**TASK:**
Return the material word for word. Do not include the pictures.

**RECORDS:**
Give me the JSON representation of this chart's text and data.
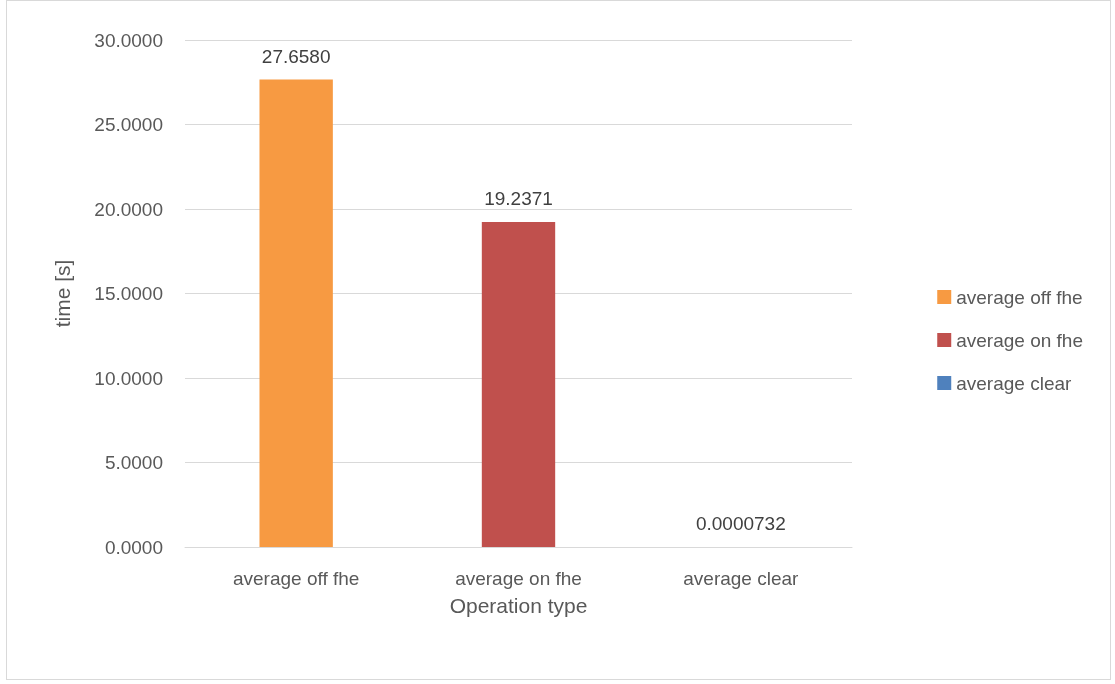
{
  "chart_data": {
    "type": "bar",
    "xlabel": "Operation type",
    "ylabel": "time [s]",
    "categories": [
      "average off fhe",
      "average on fhe",
      "average clear"
    ],
    "series": [
      {
        "name": "average off fhe",
        "color": "#f79a42",
        "values": [
          27.658,
          null,
          null
        ],
        "value_labels": [
          "27.6580",
          null,
          null
        ]
      },
      {
        "name": "average on fhe",
        "color": "#c0504d",
        "values": [
          null,
          19.2371,
          null
        ],
        "value_labels": [
          null,
          "19.2371",
          null
        ]
      },
      {
        "name": "average clear",
        "color": "#4f81bd",
        "values": [
          null,
          null,
          7.32e-05
        ],
        "value_labels": [
          null,
          null,
          "0.0000732"
        ]
      }
    ],
    "ylim": [
      0,
      30
    ],
    "yticks": [
      {
        "value": 0,
        "label": "0.0000"
      },
      {
        "value": 5,
        "label": "5.0000"
      },
      {
        "value": 10,
        "label": "10.0000"
      },
      {
        "value": 15,
        "label": "15.0000"
      },
      {
        "value": 20,
        "label": "20.0000"
      },
      {
        "value": 25,
        "label": "25.0000"
      },
      {
        "value": 30,
        "label": "30.0000"
      }
    ],
    "grid": "y",
    "legend": "right"
  }
}
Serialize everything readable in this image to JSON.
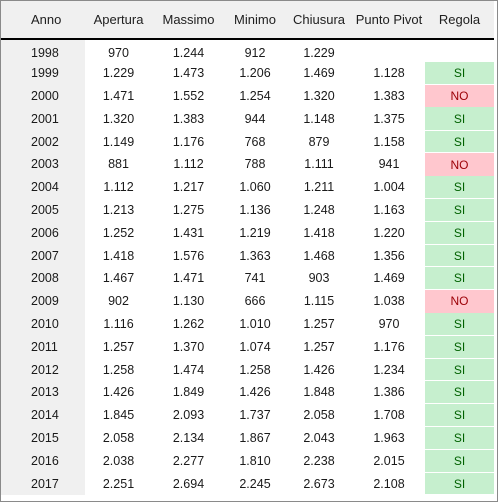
{
  "headers": [
    "Anno",
    "Apertura",
    "Massimo",
    "Minimo",
    "Chiusura",
    "Punto Pivot",
    "Regola"
  ],
  "rows": [
    {
      "anno": "1998",
      "apertura": "970",
      "massimo": "1.244",
      "minimo": "912",
      "chiusura": "1.229",
      "pivot": "",
      "regola": ""
    },
    {
      "anno": "1999",
      "apertura": "1.229",
      "massimo": "1.473",
      "minimo": "1.206",
      "chiusura": "1.469",
      "pivot": "1.128",
      "regola": "SI"
    },
    {
      "anno": "2000",
      "apertura": "1.471",
      "massimo": "1.552",
      "minimo": "1.254",
      "chiusura": "1.320",
      "pivot": "1.383",
      "regola": "NO"
    },
    {
      "anno": "2001",
      "apertura": "1.320",
      "massimo": "1.383",
      "minimo": "944",
      "chiusura": "1.148",
      "pivot": "1.375",
      "regola": "SI"
    },
    {
      "anno": "2002",
      "apertura": "1.149",
      "massimo": "1.176",
      "minimo": "768",
      "chiusura": "879",
      "pivot": "1.158",
      "regola": "SI"
    },
    {
      "anno": "2003",
      "apertura": "881",
      "massimo": "1.112",
      "minimo": "788",
      "chiusura": "1.111",
      "pivot": "941",
      "regola": "NO"
    },
    {
      "anno": "2004",
      "apertura": "1.112",
      "massimo": "1.217",
      "minimo": "1.060",
      "chiusura": "1.211",
      "pivot": "1.004",
      "regola": "SI"
    },
    {
      "anno": "2005",
      "apertura": "1.213",
      "massimo": "1.275",
      "minimo": "1.136",
      "chiusura": "1.248",
      "pivot": "1.163",
      "regola": "SI"
    },
    {
      "anno": "2006",
      "apertura": "1.252",
      "massimo": "1.431",
      "minimo": "1.219",
      "chiusura": "1.418",
      "pivot": "1.220",
      "regola": "SI"
    },
    {
      "anno": "2007",
      "apertura": "1.418",
      "massimo": "1.576",
      "minimo": "1.363",
      "chiusura": "1.468",
      "pivot": "1.356",
      "regola": "SI"
    },
    {
      "anno": "2008",
      "apertura": "1.467",
      "massimo": "1.471",
      "minimo": "741",
      "chiusura": "903",
      "pivot": "1.469",
      "regola": "SI"
    },
    {
      "anno": "2009",
      "apertura": "902",
      "massimo": "1.130",
      "minimo": "666",
      "chiusura": "1.115",
      "pivot": "1.038",
      "regola": "NO"
    },
    {
      "anno": "2010",
      "apertura": "1.116",
      "massimo": "1.262",
      "minimo": "1.010",
      "chiusura": "1.257",
      "pivot": "970",
      "regola": "SI"
    },
    {
      "anno": "2011",
      "apertura": "1.257",
      "massimo": "1.370",
      "minimo": "1.074",
      "chiusura": "1.257",
      "pivot": "1.176",
      "regola": "SI"
    },
    {
      "anno": "2012",
      "apertura": "1.258",
      "massimo": "1.474",
      "minimo": "1.258",
      "chiusura": "1.426",
      "pivot": "1.234",
      "regola": "SI"
    },
    {
      "anno": "2013",
      "apertura": "1.426",
      "massimo": "1.849",
      "minimo": "1.426",
      "chiusura": "1.848",
      "pivot": "1.386",
      "regola": "SI"
    },
    {
      "anno": "2014",
      "apertura": "1.845",
      "massimo": "2.093",
      "minimo": "1.737",
      "chiusura": "2.058",
      "pivot": "1.708",
      "regola": "SI"
    },
    {
      "anno": "2015",
      "apertura": "2.058",
      "massimo": "2.134",
      "minimo": "1.867",
      "chiusura": "2.043",
      "pivot": "1.963",
      "regola": "SI"
    },
    {
      "anno": "2016",
      "apertura": "2.038",
      "massimo": "2.277",
      "minimo": "1.810",
      "chiusura": "2.238",
      "pivot": "2.015",
      "regola": "SI"
    },
    {
      "anno": "2017",
      "apertura": "2.251",
      "massimo": "2.694",
      "minimo": "2.245",
      "chiusura": "2.673",
      "pivot": "2.108",
      "regola": "SI"
    }
  ],
  "colors": {
    "si_fill": "#c6efce",
    "si_text": "#006100",
    "no_fill": "#ffc7ce",
    "no_text": "#9c0006",
    "header_fill": "#f0f0f0"
  }
}
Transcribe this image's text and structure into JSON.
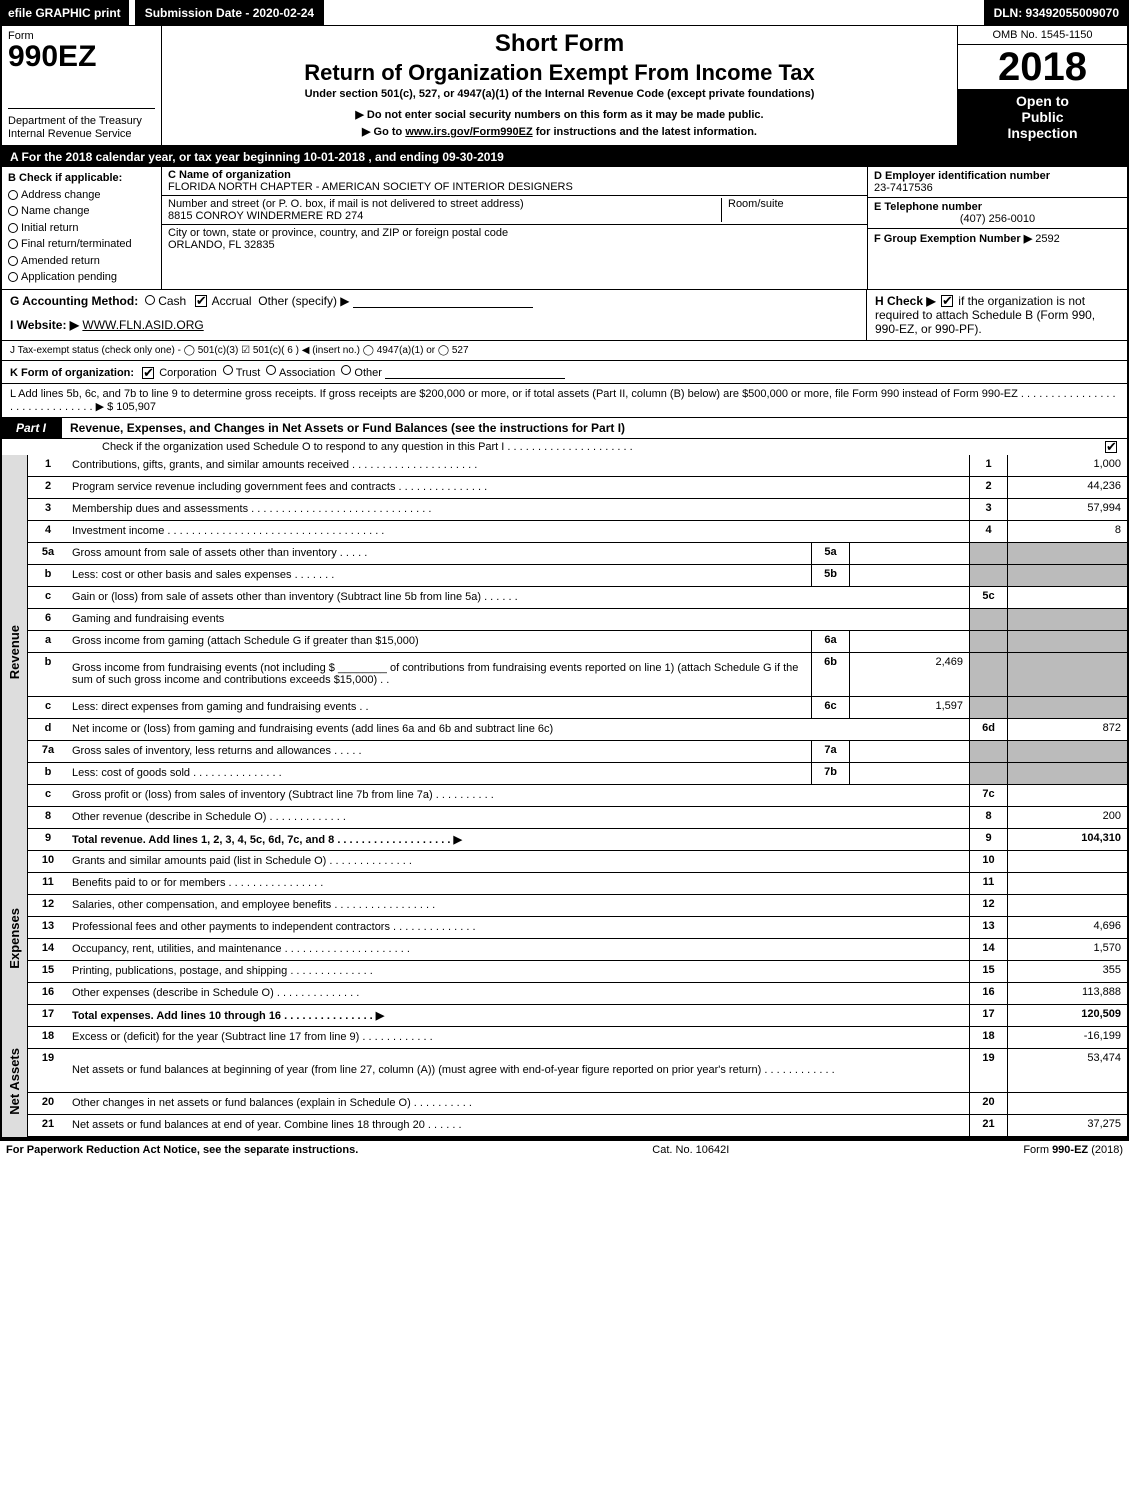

**ANSWER TO THIS EXERCISE:**
Give me the JSON representation of this chart's text and data.
{
  "chart_data": {
    "type": "bar",
    "xlabel": "Operation type",
    "ylabel": "time [s]",
    "categories": [
      "average off fhe",
      "average on fhe",
      "average clear"
    ],
    "series": [
      {
        "name": "average off fhe",
        "color": "#f79a42",
        "values": [
          27.658,
          null,
          null
        ],
        "value_labels": [
          "27.6580",
          null,
          null
        ]
      },
      {
        "name": "average on fhe",
        "color": "#c0504d",
        "values": [
          null,
          19.2371,
          null
        ],
        "value_labels": [
          null,
          "19.2371",
          null
        ]
      },
      {
        "name": "average clear",
        "color": "#4f81bd",
        "values": [
          null,
          null,
          7.32e-05
        ],
        "value_labels": [
          null,
          null,
          "0.0000732"
        ]
      }
    ],
    "ylim": [
      0,
      30
    ],
    "yticks": [
      {
        "value": 0,
        "label": "0.0000"
      },
      {
        "value": 5,
        "label": "5.0000"
      },
      {
        "value": 10,
        "label": "10.0000"
      },
      {
        "value": 15,
        "label": "15.0000"
      },
      {
        "value": 20,
        "label": "20.0000"
      },
      {
        "value": 25,
        "label": "25.0000"
      },
      {
        "value": 30,
        "label": "30.0000"
      }
    ],
    "grid": "y",
    "legend": "right"
  }
}
Serialize everything readable in this image to JSON.
{
  "headers": [
    "Anno",
    "Apertura",
    "Massimo",
    "Minimo",
    "Chiusura",
    "Punto Pivot",
    "Regola"
  ],
  "rows": [
    {
      "anno": "1998",
      "apertura": "970",
      "massimo": "1.244",
      "minimo": "912",
      "chiusura": "1.229",
      "pivot": "",
      "regola": ""
    },
    {
      "anno": "1999",
      "apertura": "1.229",
      "massimo": "1.473",
      "minimo": "1.206",
      "chiusura": "1.469",
      "pivot": "1.128",
      "regola": "SI"
    },
    {
      "anno": "2000",
      "apertura": "1.471",
      "massimo": "1.552",
      "minimo": "1.254",
      "chiusura": "1.320",
      "pivot": "1.383",
      "regola": "NO"
    },
    {
      "anno": "2001",
      "apertura": "1.320",
      "massimo": "1.383",
      "minimo": "944",
      "chiusura": "1.148",
      "pivot": "1.375",
      "regola": "SI"
    },
    {
      "anno": "2002",
      "apertura": "1.149",
      "massimo": "1.176",
      "minimo": "768",
      "chiusura": "879",
      "pivot": "1.158",
      "regola": "SI"
    },
    {
      "anno": "2003",
      "apertura": "881",
      "massimo": "1.112",
      "minimo": "788",
      "chiusura": "1.111",
      "pivot": "941",
      "regola": "NO"
    },
    {
      "anno": "2004",
      "apertura": "1.112",
      "massimo": "1.217",
      "minimo": "1.060",
      "chiusura": "1.211",
      "pivot": "1.004",
      "regola": "SI"
    },
    {
      "anno": "2005",
      "apertura": "1.213",
      "massimo": "1.275",
      "minimo": "1.136",
      "chiusura": "1.248",
      "pivot": "1.163",
      "regola": "SI"
    },
    {
      "anno": "2006",
      "apertura": "1.252",
      "massimo": "1.431",
      "minimo": "1.219",
      "chiusura": "1.418",
      "pivot": "1.220",
      "regola": "SI"
    },
    {
      "anno": "2007",
      "apertura": "1.418",
      "massimo": "1.576",
      "minimo": "1.363",
      "chiusura": "1.468",
      "pivot": "1.356",
      "regola": "SI"
    },
    {
      "anno": "2008",
      "apertura": "1.467",
      "massimo": "1.471",
      "minimo": "741",
      "chiusura": "903",
      "pivot": "1.469",
      "regola": "SI"
    },
    {
      "anno": "2009",
      "apertura": "902",
      "massimo": "1.130",
      "minimo": "666",
      "chiusura": "1.115",
      "pivot": "1.038",
      "regola": "NO"
    },
    {
      "anno": "2010",
      "apertura": "1.116",
      "massimo": "1.262",
      "minimo": "1.010",
      "chiusura": "1.257",
      "pivot": "970",
      "regola": "SI"
    },
    {
      "anno": "2011",
      "apertura": "1.257",
      "massimo": "1.370",
      "minimo": "1.074",
      "chiusura": "1.257",
      "pivot": "1.176",
      "regola": "SI"
    },
    {
      "anno": "2012",
      "apertura": "1.258",
      "massimo": "1.474",
      "minimo": "1.258",
      "chiusura": "1.426",
      "pivot": "1.234",
      "regola": "SI"
    },
    {
      "anno": "2013",
      "apertura": "1.426",
      "massimo": "1.849",
      "minimo": "1.426",
      "chiusura": "1.848",
      "pivot": "1.386",
      "regola": "SI"
    },
    {
      "anno": "2014",
      "apertura": "1.845",
      "massimo": "2.093",
      "minimo": "1.737",
      "chiusura": "2.058",
      "pivot": "1.708",
      "regola": "SI"
    },
    {
      "anno": "2015",
      "apertura": "2.058",
      "massimo": "2.134",
      "minimo": "1.867",
      "chiusura": "2.043",
      "pivot": "1.963",
      "regola": "SI"
    },
    {
      "anno": "2016",
      "apertura": "2.038",
      "massimo": "2.277",
      "minimo": "1.810",
      "chiusura": "2.238",
      "pivot": "2.015",
      "regola": "SI"
    },
    {
      "anno": "2017",
      "apertura": "2.251",
      "massimo": "2.694",
      "minimo": "2.245",
      "chiusura": "2.673",
      "pivot": "2.108",
      "regola": "SI"
    }
  ],
  "colors": {
    "si_fill": "#c6efce",
    "si_text": "#006100",
    "no_fill": "#ffc7ce",
    "no_text": "#9c0006",
    "header_fill": "#f0f0f0"
  }
}
Transcribe this image's text and structure into JSON.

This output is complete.